Text content records for pages:
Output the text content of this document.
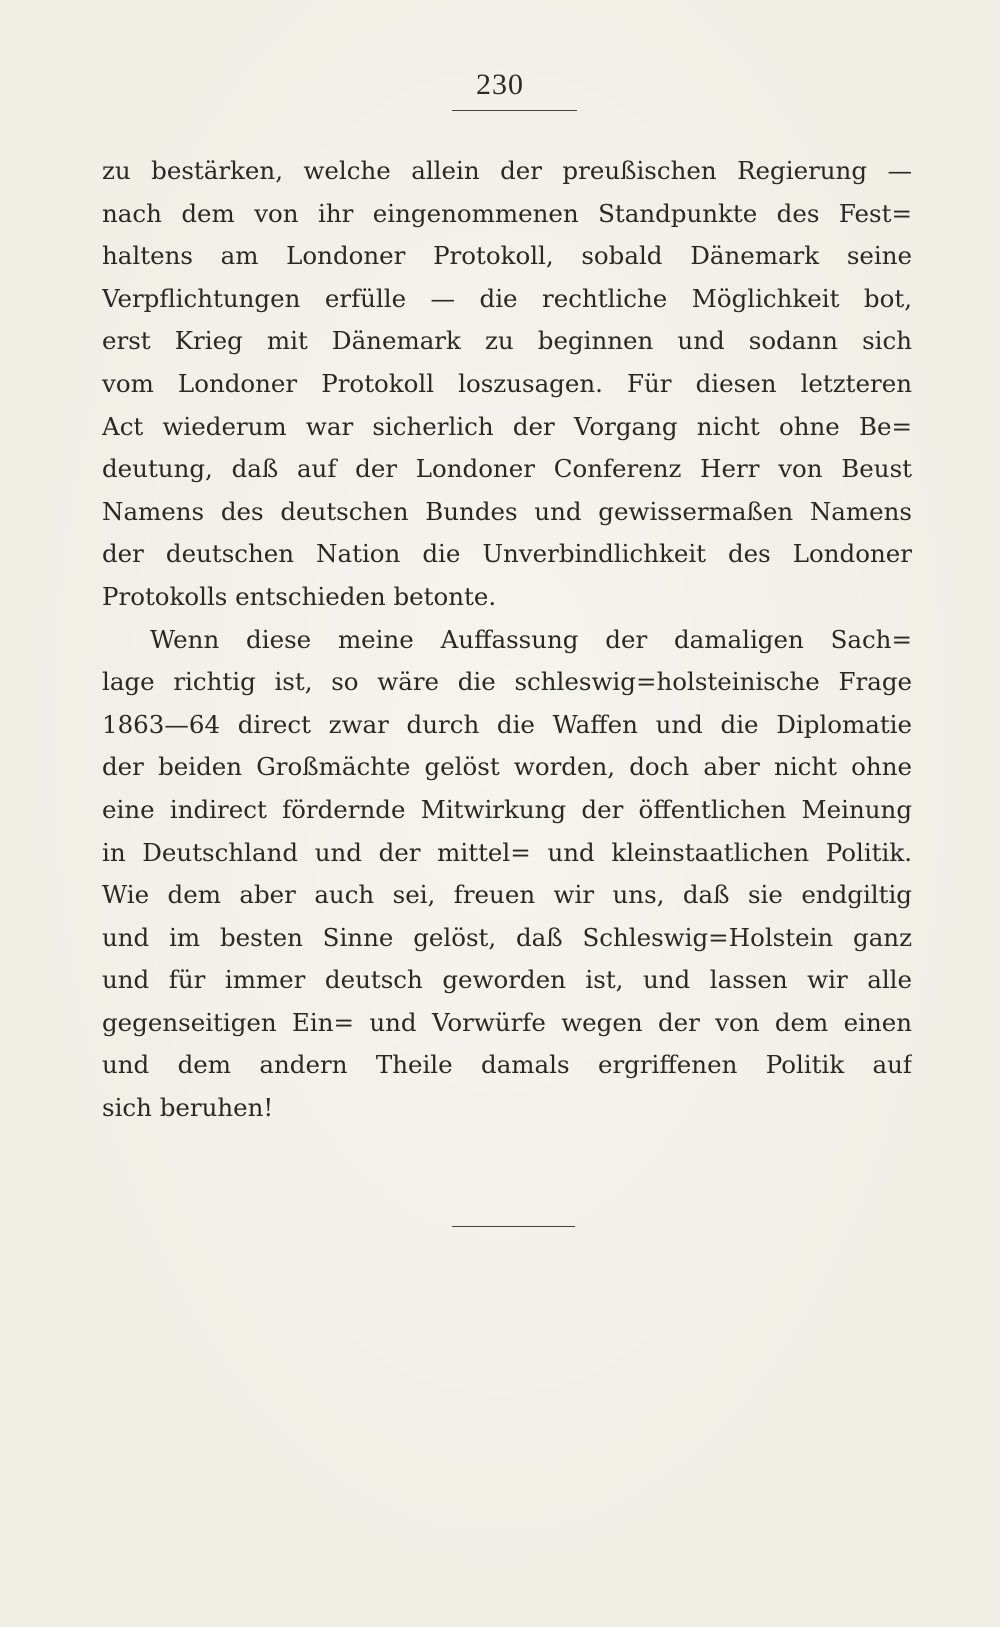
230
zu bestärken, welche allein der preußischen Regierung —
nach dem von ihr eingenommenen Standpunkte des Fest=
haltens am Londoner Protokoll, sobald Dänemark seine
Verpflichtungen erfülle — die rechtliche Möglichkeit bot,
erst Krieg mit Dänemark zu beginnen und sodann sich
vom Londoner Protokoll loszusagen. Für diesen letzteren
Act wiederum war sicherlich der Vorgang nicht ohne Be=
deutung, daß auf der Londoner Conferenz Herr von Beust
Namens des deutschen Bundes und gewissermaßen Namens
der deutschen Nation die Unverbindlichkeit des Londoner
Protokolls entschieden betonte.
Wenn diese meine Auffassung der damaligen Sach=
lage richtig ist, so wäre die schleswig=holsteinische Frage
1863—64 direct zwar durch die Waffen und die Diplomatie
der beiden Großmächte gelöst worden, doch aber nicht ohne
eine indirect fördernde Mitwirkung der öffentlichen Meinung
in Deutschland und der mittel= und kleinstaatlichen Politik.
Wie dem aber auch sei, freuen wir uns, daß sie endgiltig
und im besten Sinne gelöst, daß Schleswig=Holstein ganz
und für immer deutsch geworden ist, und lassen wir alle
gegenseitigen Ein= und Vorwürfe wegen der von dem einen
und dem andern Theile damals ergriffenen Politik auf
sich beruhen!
* * *
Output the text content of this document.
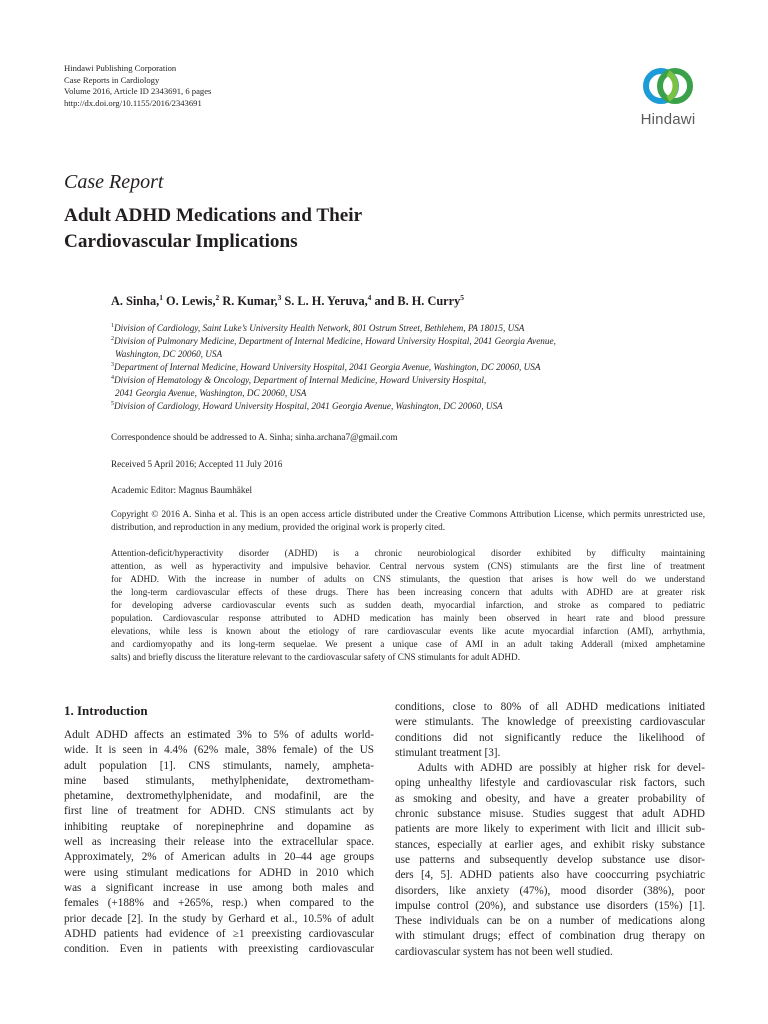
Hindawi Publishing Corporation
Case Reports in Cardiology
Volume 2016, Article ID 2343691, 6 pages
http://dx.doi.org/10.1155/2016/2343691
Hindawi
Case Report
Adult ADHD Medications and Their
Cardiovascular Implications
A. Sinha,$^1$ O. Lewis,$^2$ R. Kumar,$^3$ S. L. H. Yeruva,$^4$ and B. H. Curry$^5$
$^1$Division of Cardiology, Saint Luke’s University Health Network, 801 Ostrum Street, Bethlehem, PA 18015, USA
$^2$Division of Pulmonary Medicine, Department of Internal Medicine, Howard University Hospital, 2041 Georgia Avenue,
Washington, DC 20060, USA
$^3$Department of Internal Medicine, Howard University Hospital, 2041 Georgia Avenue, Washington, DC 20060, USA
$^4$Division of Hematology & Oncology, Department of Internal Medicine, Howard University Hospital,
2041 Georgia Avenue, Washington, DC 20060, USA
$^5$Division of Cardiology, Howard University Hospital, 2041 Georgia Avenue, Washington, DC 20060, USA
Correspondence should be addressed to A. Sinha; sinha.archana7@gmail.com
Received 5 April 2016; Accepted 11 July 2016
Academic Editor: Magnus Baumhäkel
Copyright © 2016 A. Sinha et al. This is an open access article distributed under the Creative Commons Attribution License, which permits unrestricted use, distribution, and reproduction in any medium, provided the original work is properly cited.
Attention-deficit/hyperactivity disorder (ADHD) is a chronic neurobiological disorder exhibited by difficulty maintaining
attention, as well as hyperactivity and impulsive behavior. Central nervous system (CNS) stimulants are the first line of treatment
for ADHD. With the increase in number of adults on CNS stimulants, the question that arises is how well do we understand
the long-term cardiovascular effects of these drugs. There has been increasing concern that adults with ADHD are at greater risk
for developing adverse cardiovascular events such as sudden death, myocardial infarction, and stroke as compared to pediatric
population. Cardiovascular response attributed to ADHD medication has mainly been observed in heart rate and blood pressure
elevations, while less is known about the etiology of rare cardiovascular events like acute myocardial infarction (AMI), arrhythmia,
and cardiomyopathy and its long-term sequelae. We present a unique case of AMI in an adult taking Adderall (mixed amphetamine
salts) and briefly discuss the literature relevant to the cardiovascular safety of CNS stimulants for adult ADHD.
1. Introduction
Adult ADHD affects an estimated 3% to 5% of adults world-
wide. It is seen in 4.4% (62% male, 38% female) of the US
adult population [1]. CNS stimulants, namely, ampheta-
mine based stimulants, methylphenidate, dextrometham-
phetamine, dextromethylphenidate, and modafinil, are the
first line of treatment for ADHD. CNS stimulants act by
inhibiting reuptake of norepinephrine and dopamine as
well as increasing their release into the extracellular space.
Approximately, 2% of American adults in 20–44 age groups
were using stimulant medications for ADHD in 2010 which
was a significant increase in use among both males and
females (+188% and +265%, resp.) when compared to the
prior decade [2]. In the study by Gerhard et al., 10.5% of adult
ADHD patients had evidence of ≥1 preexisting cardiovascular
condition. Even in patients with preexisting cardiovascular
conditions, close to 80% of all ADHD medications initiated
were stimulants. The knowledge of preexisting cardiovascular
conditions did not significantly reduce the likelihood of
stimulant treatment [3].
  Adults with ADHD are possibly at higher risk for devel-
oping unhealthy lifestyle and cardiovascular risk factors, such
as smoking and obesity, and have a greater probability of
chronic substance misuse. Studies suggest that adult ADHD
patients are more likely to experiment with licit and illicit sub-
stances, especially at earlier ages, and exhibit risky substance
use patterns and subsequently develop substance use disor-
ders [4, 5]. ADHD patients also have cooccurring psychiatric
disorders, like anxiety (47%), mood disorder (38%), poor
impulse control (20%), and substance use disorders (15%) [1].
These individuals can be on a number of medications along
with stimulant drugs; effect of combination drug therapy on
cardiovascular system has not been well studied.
==
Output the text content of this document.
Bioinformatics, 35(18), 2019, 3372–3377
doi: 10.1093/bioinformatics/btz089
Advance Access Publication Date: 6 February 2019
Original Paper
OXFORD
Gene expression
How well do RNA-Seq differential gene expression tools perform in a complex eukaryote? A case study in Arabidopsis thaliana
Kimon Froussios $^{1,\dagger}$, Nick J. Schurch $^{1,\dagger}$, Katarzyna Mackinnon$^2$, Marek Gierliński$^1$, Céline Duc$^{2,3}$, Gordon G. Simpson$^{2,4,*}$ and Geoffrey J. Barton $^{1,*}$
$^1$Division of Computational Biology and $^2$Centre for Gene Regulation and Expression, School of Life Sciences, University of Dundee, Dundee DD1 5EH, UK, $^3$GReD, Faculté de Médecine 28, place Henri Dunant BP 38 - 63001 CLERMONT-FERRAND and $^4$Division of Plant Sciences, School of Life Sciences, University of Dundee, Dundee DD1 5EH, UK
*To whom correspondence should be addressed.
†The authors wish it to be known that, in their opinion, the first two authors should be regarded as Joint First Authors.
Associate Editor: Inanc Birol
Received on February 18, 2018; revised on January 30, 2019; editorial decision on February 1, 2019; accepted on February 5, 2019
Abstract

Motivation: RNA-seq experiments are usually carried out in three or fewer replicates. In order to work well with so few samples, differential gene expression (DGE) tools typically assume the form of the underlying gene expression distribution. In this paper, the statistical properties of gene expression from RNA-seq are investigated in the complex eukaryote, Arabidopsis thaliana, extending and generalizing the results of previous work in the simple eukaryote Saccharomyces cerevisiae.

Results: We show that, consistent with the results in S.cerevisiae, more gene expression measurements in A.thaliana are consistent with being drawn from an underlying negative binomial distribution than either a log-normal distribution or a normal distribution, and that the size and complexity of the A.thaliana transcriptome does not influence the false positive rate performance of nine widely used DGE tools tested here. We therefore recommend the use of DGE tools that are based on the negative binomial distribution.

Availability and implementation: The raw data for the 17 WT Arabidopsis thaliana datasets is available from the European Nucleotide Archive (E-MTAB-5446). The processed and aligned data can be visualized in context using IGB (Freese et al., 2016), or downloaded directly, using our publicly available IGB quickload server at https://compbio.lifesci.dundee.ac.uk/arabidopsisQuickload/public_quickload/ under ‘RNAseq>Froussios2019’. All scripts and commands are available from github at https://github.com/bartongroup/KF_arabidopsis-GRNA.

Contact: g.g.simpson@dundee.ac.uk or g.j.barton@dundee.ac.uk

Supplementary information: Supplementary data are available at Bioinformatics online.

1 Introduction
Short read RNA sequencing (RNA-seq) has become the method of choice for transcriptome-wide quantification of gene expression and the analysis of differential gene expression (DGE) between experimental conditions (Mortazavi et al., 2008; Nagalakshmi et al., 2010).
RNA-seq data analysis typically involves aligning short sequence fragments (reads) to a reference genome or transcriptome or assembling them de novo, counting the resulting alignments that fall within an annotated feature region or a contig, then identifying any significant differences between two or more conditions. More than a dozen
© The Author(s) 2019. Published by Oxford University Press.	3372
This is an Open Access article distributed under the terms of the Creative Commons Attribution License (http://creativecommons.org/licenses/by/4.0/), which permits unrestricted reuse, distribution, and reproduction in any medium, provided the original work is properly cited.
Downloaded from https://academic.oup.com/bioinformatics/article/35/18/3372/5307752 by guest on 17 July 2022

- Exercise prompt: Find every line in the records above that holds the word "such", and copy each one.

- Task response:
for developing adverse cardiovascular events such as sudden death, myocardial infarction, and stroke as compared to pediatric
oping unhealthy lifestyle and cardiovascular risk factors, such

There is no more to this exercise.